In nessun caso, ovviamente, potrà accogliersi l’istanza di rimborso del contribuente, qualunque sia la norma invocata, nel caso in cui la pretesa dell’Amministrazione finanziaria al recupero del costo oggetto di rettifica non si sia resa definitiva.
Avverso l’eventuale silenzio rifiuto dell’amministrazione è ammesso ricorso, ai sensi dell’articolo 19 del decreto legislativo n. 546 del 1992, nel termine di prescrizione ordinaria decennale.
Il diritto al rimborso dell’imposta indebitamente versata non comporta il venir meno o la rideterminazione delle sanzioni originariamente irrogate per effetto del disconoscimento del costo non di competenza, né degli interessi dovuti.
Successivamente, con la circolare n. 29/E del 27 giugno 2011 l’Agenzia delle Entrate, correttamente, ritiene di confermare che rientri tra gli atti “ad altro titolo”, che danno diritto alla presentazione dell’istanza di rimborso, gli atti di accertamento fiscale compresi gli strumenti deflattivi del contenzioso. Recita testualmente la C.M. n.29/2011: “il diritto al rimborso di cui trattasi consegue a tutte le ipotesi in cui il rilievo divenga definitivo, e quindi anche nelle ipotesi di accertamento resosi definitivo per mancata impugnazione nei termini o per acquiescenza, nonché nei casi di accertamento con adesione o conciliazione giudiziale”.

▶ Materiale estratto

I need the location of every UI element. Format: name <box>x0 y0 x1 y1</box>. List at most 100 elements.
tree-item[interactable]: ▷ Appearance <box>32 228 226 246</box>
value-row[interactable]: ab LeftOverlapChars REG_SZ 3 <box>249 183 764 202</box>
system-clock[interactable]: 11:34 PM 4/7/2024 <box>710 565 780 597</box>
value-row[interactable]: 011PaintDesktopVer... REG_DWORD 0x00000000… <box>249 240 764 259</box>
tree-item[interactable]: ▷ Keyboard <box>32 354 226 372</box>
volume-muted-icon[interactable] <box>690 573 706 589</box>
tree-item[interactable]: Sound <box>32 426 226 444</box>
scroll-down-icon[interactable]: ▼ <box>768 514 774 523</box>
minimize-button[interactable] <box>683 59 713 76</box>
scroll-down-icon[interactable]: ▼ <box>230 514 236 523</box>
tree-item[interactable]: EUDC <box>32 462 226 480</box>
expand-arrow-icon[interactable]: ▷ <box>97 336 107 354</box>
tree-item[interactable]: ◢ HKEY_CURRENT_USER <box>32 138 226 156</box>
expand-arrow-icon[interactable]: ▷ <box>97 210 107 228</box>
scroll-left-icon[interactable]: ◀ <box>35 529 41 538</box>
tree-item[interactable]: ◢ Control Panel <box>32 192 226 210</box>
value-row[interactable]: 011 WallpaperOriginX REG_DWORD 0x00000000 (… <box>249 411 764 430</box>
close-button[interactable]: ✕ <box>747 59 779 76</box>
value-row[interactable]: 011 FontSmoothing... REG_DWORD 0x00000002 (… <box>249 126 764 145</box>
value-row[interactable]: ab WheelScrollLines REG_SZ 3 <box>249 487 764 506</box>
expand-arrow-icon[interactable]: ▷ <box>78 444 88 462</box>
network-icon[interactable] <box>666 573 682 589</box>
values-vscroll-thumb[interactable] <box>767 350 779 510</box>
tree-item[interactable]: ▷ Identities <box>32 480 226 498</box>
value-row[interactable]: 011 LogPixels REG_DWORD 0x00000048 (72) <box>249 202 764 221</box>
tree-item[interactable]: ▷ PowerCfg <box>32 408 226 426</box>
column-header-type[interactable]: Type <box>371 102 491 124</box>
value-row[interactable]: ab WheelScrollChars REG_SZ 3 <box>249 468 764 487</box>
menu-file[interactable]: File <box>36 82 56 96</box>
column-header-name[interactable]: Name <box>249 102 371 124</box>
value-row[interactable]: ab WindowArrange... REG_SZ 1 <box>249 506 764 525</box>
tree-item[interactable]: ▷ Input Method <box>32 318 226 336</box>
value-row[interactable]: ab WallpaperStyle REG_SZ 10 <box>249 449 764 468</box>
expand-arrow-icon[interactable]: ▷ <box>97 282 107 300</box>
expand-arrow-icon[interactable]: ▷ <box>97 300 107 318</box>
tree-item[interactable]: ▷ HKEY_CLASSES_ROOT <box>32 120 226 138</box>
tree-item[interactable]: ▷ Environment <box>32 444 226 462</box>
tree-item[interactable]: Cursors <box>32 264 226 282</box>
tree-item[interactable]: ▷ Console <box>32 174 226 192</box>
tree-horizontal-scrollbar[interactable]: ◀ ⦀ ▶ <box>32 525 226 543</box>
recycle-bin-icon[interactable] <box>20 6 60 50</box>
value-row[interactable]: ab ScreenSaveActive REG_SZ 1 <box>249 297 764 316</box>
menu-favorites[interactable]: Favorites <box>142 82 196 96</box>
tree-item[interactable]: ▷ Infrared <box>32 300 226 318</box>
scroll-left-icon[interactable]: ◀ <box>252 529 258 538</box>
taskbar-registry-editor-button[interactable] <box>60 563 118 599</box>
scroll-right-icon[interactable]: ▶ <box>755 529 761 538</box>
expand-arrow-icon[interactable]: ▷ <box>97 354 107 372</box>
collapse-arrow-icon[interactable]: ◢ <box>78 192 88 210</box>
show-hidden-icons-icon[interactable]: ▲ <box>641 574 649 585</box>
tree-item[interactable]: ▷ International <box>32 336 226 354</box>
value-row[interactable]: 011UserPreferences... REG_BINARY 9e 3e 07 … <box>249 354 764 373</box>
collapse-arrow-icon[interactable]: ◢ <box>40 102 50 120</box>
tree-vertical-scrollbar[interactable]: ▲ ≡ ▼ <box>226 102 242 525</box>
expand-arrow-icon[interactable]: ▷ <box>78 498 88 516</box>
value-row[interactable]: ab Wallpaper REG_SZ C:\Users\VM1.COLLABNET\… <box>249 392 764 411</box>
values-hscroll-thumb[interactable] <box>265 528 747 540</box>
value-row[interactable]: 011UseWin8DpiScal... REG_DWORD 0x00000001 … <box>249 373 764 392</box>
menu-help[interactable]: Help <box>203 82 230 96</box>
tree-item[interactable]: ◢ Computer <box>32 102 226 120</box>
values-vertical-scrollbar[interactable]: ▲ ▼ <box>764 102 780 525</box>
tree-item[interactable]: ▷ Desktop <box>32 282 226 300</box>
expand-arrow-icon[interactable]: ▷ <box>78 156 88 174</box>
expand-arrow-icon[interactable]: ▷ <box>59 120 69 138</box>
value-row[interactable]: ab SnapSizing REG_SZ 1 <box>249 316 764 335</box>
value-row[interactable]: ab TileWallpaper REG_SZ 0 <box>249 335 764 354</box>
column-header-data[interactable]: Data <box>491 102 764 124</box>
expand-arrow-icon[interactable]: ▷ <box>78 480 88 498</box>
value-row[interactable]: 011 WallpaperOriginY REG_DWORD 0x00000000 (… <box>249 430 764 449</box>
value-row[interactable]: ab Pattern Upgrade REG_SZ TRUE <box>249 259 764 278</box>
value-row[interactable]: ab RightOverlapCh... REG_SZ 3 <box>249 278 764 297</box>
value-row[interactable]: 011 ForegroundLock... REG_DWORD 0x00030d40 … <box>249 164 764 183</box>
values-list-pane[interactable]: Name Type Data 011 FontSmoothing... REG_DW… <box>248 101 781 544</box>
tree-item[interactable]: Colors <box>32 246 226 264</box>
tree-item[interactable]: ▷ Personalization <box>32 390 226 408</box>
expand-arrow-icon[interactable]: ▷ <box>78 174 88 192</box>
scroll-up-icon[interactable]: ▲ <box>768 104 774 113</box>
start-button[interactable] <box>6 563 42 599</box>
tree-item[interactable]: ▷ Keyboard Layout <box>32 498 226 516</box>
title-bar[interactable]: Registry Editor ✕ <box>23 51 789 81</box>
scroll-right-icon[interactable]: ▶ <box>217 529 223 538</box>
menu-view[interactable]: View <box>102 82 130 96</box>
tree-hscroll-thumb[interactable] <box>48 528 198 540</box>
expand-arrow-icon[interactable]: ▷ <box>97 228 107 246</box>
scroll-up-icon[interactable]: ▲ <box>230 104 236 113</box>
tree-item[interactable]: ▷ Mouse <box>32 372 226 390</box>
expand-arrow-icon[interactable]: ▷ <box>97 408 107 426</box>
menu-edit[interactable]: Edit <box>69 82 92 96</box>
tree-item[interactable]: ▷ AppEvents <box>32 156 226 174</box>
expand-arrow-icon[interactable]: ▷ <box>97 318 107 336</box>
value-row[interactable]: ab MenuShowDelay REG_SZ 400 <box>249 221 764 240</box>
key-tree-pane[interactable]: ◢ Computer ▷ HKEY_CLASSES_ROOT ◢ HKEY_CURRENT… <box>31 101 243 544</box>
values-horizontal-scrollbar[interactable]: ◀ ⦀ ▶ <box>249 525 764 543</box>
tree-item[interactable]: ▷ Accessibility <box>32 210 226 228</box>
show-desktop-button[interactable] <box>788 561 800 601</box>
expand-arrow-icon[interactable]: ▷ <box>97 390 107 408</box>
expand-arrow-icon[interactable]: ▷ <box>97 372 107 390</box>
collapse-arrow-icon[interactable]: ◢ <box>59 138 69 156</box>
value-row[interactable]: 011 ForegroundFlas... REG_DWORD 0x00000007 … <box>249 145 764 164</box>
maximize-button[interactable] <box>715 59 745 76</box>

▶ Compiti dell'esercizio
A. Rispondi, per favore, alle tre domande seguenti basandoti sul brano:
(i) Entro quale termine è ammesso ricorso avverso il silenzio rifiuto dell'amministrazione?
(ii) Con quale circolare, e di quale data, l'Agenzia delle Entrate conferma che gli atti di accertamento fiscale rientrano tra gli atti "ad altro titolo"?
(iii) Il diritto al rimborso dell'imposta indebitamente versata fa venir meno le sanzioni originariamente irrogate?
B. Nella citazione della C.M. n. 29/2011 riportata nel brano, elenca tutte le ipotesi indicate dopo le parole "e quindi anche nelle ipotesi di".
I record sono materiale a sé, distinto dal brano.

▶ Soluzioni
A.
(i) Nel termine di prescrizione ordinaria decennale.
(ii) Con la circolare n. 29/E del 27 giugno 2011.
(iii) No, non comporta il venir meno né la rideterminazione delle sanzioni originariamente irrogate, né degli interessi dovuti.

B.
- Accertamento resosi definitivo per mancata impugnazione nei termini
- Accertamento resosi definitivo per acquiescenza
- Accertamento con adesione
- Conciliazione giudiziale